Identify the lines that contain the word "this" and copy each one.

# PROVIDED ENTRIES start

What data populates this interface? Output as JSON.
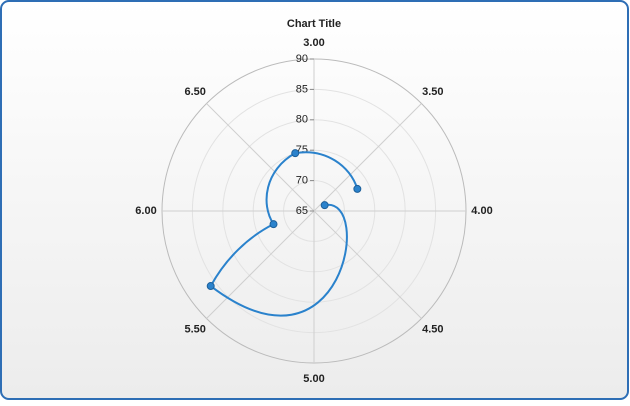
{
  "chart_data": {
    "type": "polar",
    "title": "Chart Title",
    "x": [
      3.68,
      5.6,
      5.8,
      6.8,
      7.7
    ],
    "values": [
      67,
      86,
      72,
      75,
      73
    ],
    "color": "#2a82cc",
    "xlim": [
      3,
      7
    ],
    "xticks": [
      {
        "value": 3,
        "label": "3.00"
      },
      {
        "value": 3.5,
        "label": "3.50"
      },
      {
        "value": 4,
        "label": "4.00"
      },
      {
        "value": 4.5,
        "label": "4.50"
      },
      {
        "value": 5,
        "label": "5.00"
      },
      {
        "value": 5.5,
        "label": "5.50"
      },
      {
        "value": 6,
        "label": "6.00"
      },
      {
        "value": 6.5,
        "label": "6.50"
      }
    ],
    "ylim": [
      65,
      90
    ],
    "yticks": [
      65,
      70,
      75,
      80,
      85,
      90
    ],
    "grid": true
  }
}
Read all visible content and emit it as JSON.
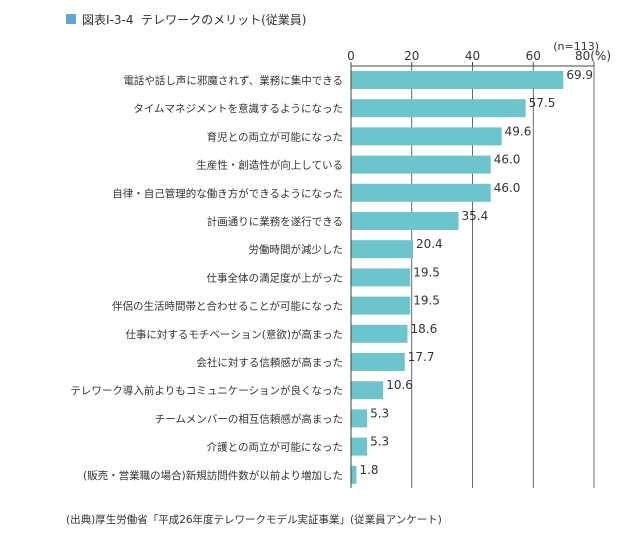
{
  "header": {
    "figure_number": "図表Ⅰ-3-4",
    "title": "テレワークのメリット(従業員)",
    "accent_color": "#5fa5d9"
  },
  "chart_data": {
    "type": "bar",
    "orientation": "horizontal",
    "note": "(n=113)",
    "unit_label": "80(%)",
    "xlim": [
      0,
      80
    ],
    "ticks": [
      0,
      20,
      40,
      60,
      80
    ],
    "bar_color": "#6cc4cc",
    "categories": [
      "電話や話し声に邪魔されず、業務に集中できる",
      "タイムマネジメントを意識するようになった",
      "育児との両立が可能になった",
      "生産性・創造性が向上している",
      "自律・自己管理的な働き方ができるようになった",
      "計画通りに業務を遂行できる",
      "労働時間が減少した",
      "仕事全体の満足度が上がった",
      "伴侶の生活時間帯と合わせることが可能になった",
      "仕事に対するモチベーション(意欲)が高まった",
      "会社に対する信頼感が高まった",
      "テレワーク導入前よりもコミュニケーションが良くなった",
      "チームメンバーの相互信頼感が高まった",
      "介護との両立が可能になった",
      "(販売・営業職の場合)新規訪問件数が以前より増加した"
    ],
    "values": [
      69.9,
      57.5,
      49.6,
      46.0,
      46.0,
      35.4,
      20.4,
      19.5,
      19.5,
      18.6,
      17.7,
      10.6,
      5.3,
      5.3,
      1.8
    ],
    "value_labels": [
      "69.9",
      "57.5",
      "49.6",
      "46.0",
      "46.0",
      "35.4",
      "20.4",
      "19.5",
      "19.5",
      "18.6",
      "17.7",
      "10.6",
      "5.3",
      "5.3",
      "1.8"
    ]
  },
  "source": "(出典)厚生労働省「平成26年度テレワークモデル実証事業」(従業員アンケート)"
}
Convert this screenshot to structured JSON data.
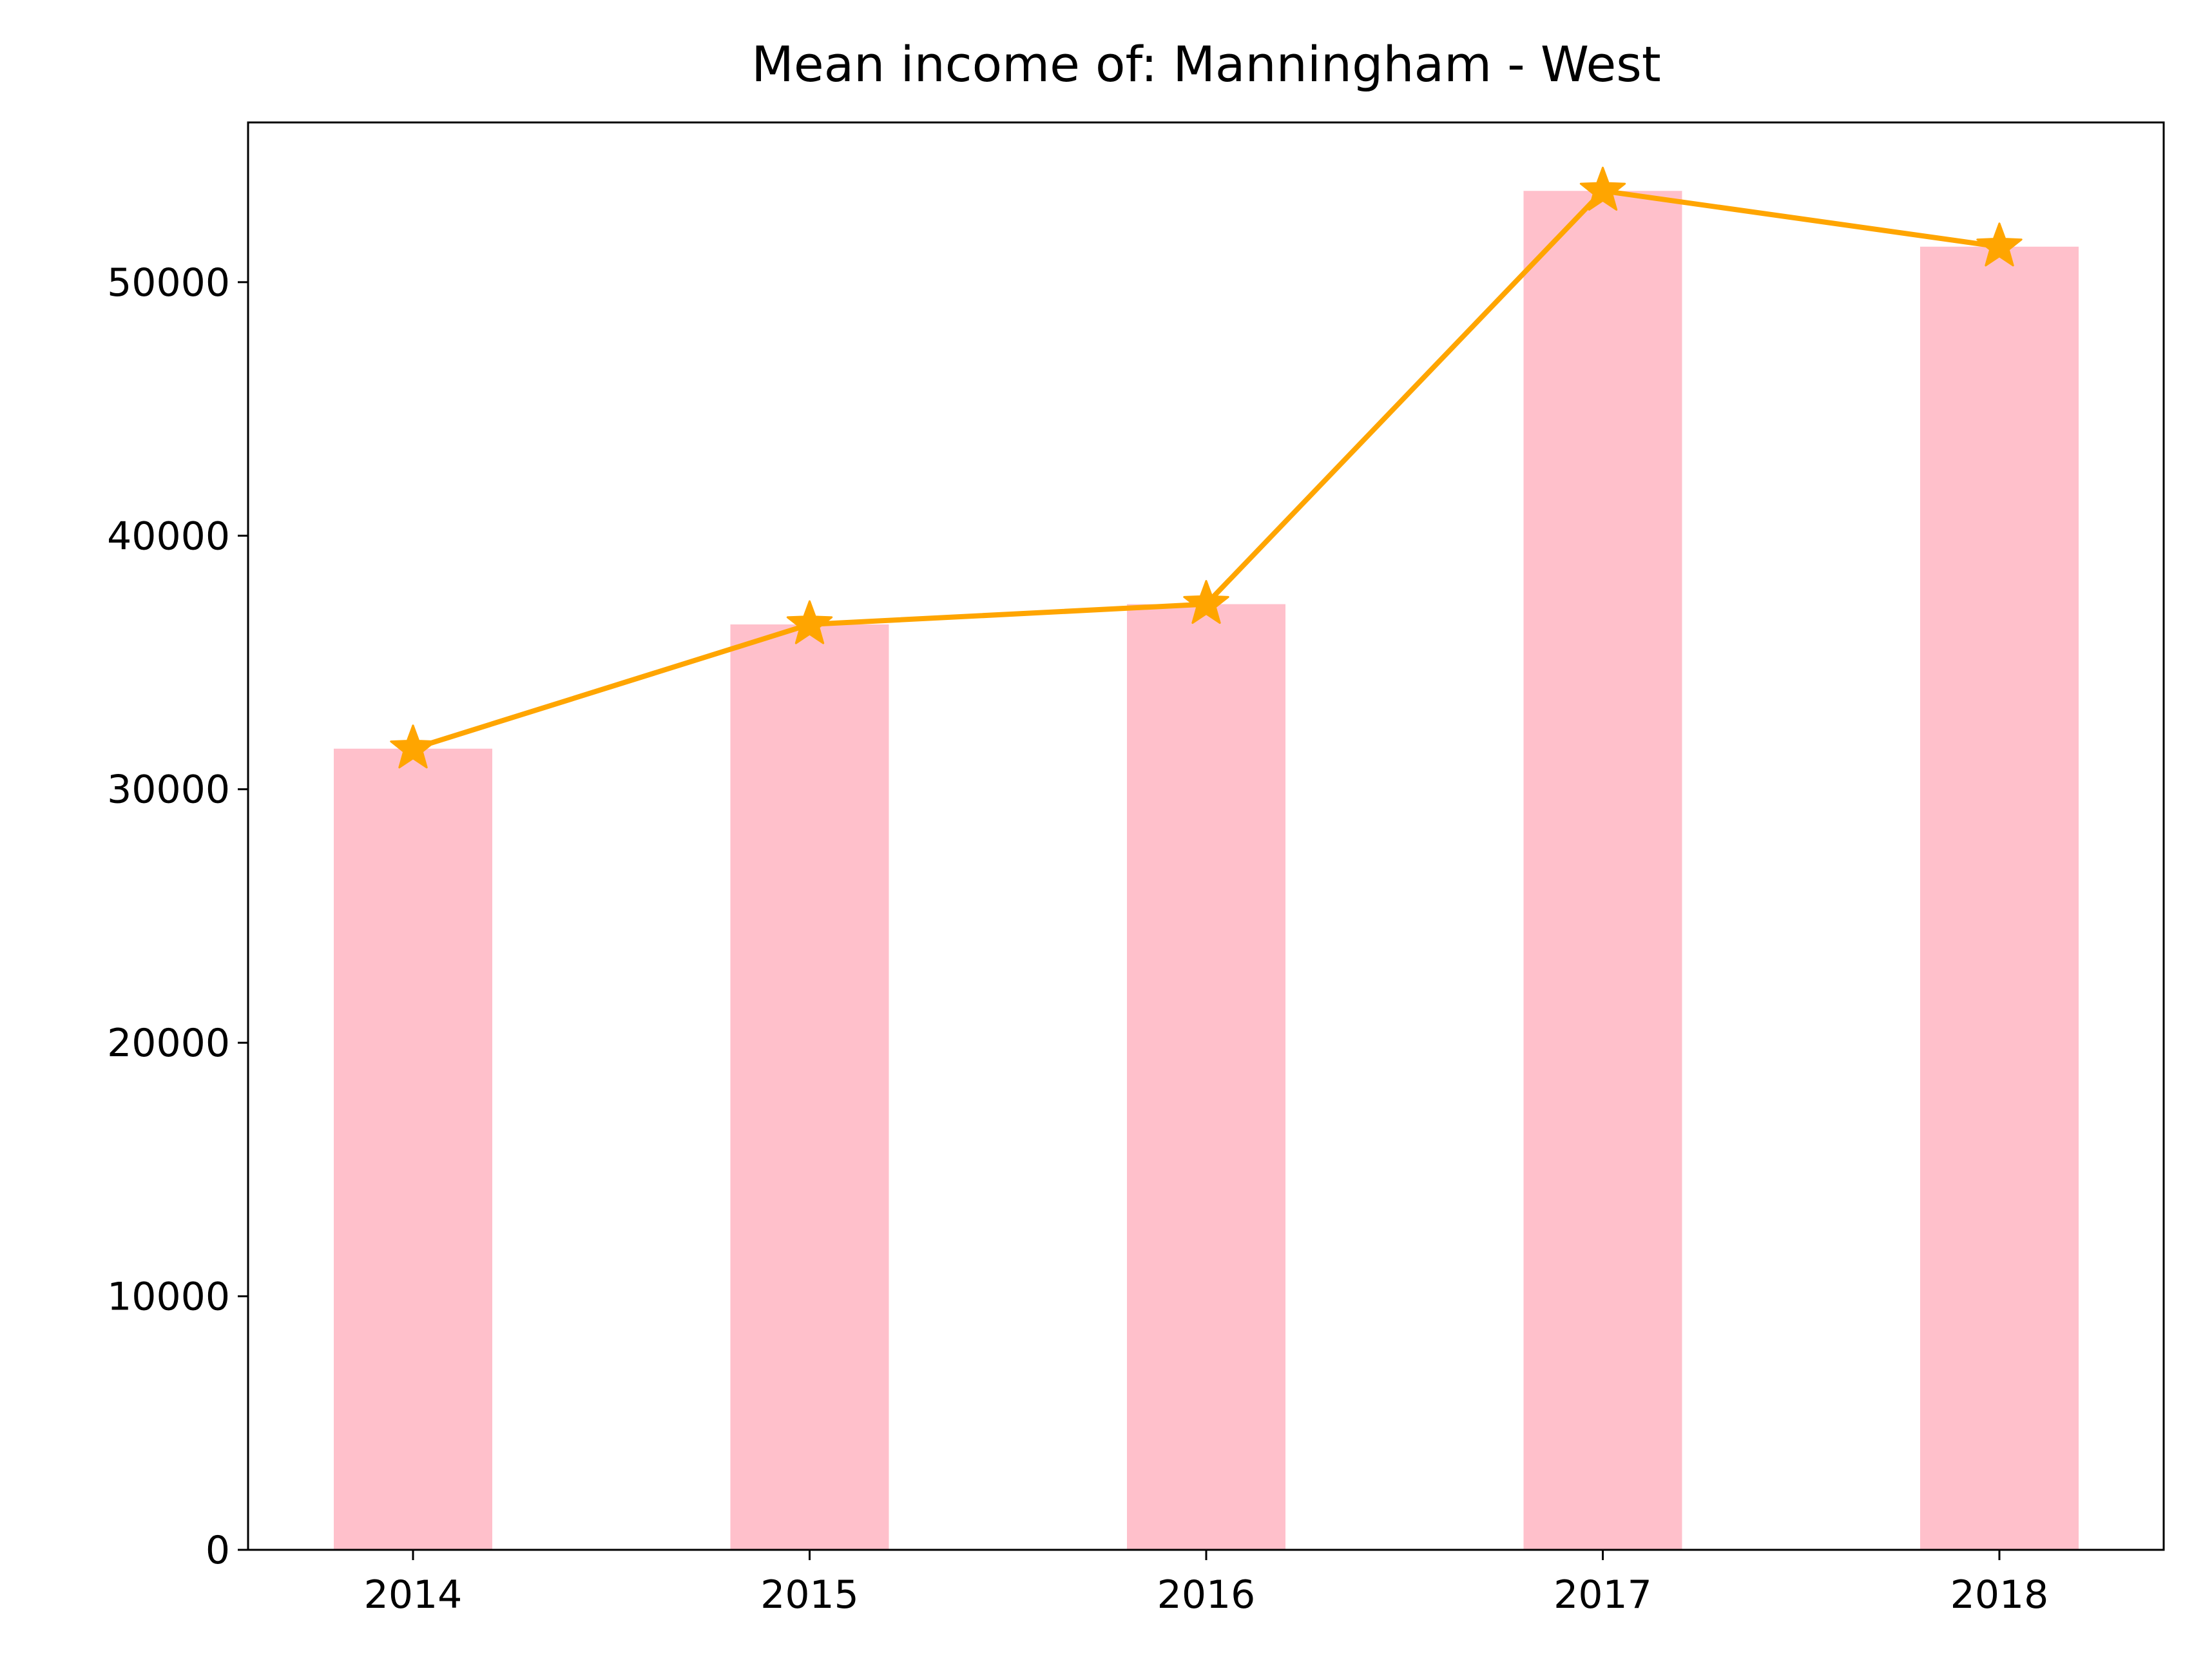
{
  "chart_data": {
    "type": "bar",
    "title": "Mean income of: Manningham - West",
    "xlabel": "",
    "ylabel": "",
    "categories": [
      "2014",
      "2015",
      "2016",
      "2017",
      "2018"
    ],
    "series": [
      {
        "type": "bar",
        "values": [
          31600,
          36500,
          37300,
          53600,
          51400
        ]
      },
      {
        "type": "line",
        "marker": "star",
        "values": [
          31600,
          36500,
          37300,
          53600,
          51400
        ]
      }
    ],
    "ylim": [
      0,
      56300
    ],
    "yticks": [
      "0",
      "10000",
      "20000",
      "30000",
      "40000",
      "50000"
    ],
    "grid": false,
    "colors": {
      "bar": "#ffc0cb",
      "line": "#ffa500",
      "axes": "#000000"
    }
  }
}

# PROVIDED ENTRIES end

CORRECT RESPONSE:
What data populates this interface? Output as JSON.
Convert this screenshot to structured JSON data.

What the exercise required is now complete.